**TASK DETAILS**
The data below must be copied in full and without any change.
<<<<
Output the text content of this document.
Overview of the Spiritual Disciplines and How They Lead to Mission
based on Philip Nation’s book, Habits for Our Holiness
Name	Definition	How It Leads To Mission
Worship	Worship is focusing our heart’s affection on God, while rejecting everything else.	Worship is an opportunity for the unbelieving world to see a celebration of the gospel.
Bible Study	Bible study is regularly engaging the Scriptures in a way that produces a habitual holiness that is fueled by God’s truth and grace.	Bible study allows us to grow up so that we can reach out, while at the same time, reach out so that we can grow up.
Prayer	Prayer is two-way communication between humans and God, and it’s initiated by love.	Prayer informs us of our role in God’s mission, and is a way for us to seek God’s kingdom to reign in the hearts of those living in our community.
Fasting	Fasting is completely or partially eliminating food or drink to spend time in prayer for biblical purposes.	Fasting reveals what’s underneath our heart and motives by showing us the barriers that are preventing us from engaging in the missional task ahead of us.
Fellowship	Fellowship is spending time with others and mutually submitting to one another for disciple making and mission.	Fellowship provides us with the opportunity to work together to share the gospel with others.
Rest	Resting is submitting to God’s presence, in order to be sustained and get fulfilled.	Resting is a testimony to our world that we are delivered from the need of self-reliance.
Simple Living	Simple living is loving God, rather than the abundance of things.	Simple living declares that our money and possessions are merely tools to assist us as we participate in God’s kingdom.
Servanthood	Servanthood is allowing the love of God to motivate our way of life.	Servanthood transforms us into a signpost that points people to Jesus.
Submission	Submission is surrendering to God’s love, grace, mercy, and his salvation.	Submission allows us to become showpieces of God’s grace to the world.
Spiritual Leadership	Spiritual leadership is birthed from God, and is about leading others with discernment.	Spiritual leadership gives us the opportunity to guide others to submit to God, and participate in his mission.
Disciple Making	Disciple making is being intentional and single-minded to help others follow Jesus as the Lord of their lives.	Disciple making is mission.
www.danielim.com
>>>>
**TASK OUTPUT**
Output the text content of this document.
Overview of the Spiritual Disciplines and How They Lead to Mission
based on Philip Nation’s book, Habits for Our Holiness
Name	Definition	How It Leads To Mission
Worship	Worship is focusing our heart’s affection on God, while rejecting everything else.	Worship is an opportunity for the unbelieving world to see a celebration of the gospel.
Bible Study	Bible study is regularly engaging the Scriptures in a way that produces a habitual holiness that is fueled by God’s truth and grace.	Bible study allows us to grow up so that we can reach out, while at the same time, reach out so that we can grow up.
Prayer	Prayer is two-way communication between humans and God, and it’s initiated by love.	Prayer informs us of our role in God’s mission, and is a way for us to seek God’s kingdom to reign in the hearts of those living in our community.
Fasting	Fasting is completely or partially eliminating food or drink to spend time in prayer for biblical purposes.	Fasting reveals what’s underneath our heart and motives by showing us the barriers that are preventing us from engaging in the missional task ahead of us.
Fellowship	Fellowship is spending time with others and mutually submitting to one another for disciple making and mission.	Fellowship provides us with the opportunity to work together to share the gospel with others.
Rest	Resting is submitting to God’s presence, in order to be sustained and get fulfilled.	Resting is a testimony to our world that we are delivered from the need of self-reliance.
Simple Living	Simple living is loving God, rather than the abundance of things.	Simple living declares that our money and possessions are merely tools to assist us as we participate in God’s kingdom.
Servanthood	Servanthood is allowing the love of God to motivate our way of life.	Servanthood transforms us into a signpost that points people to Jesus.
Submission	Submission is surrendering to God’s love, grace, mercy, and his salvation.	Submission allows us to become showpieces of God’s grace to the world.
Spiritual Leadership	Spiritual leadership is birthed from God, and is about leading others with discernment.	Spiritual leadership gives us the opportunity to guide others to submit to God, and participate in his mission.
Disciple Making	Disciple making is being intentional and single-minded to help others follow Jesus as the Lord of their lives.	Disciple making is mission.
www.danielim.com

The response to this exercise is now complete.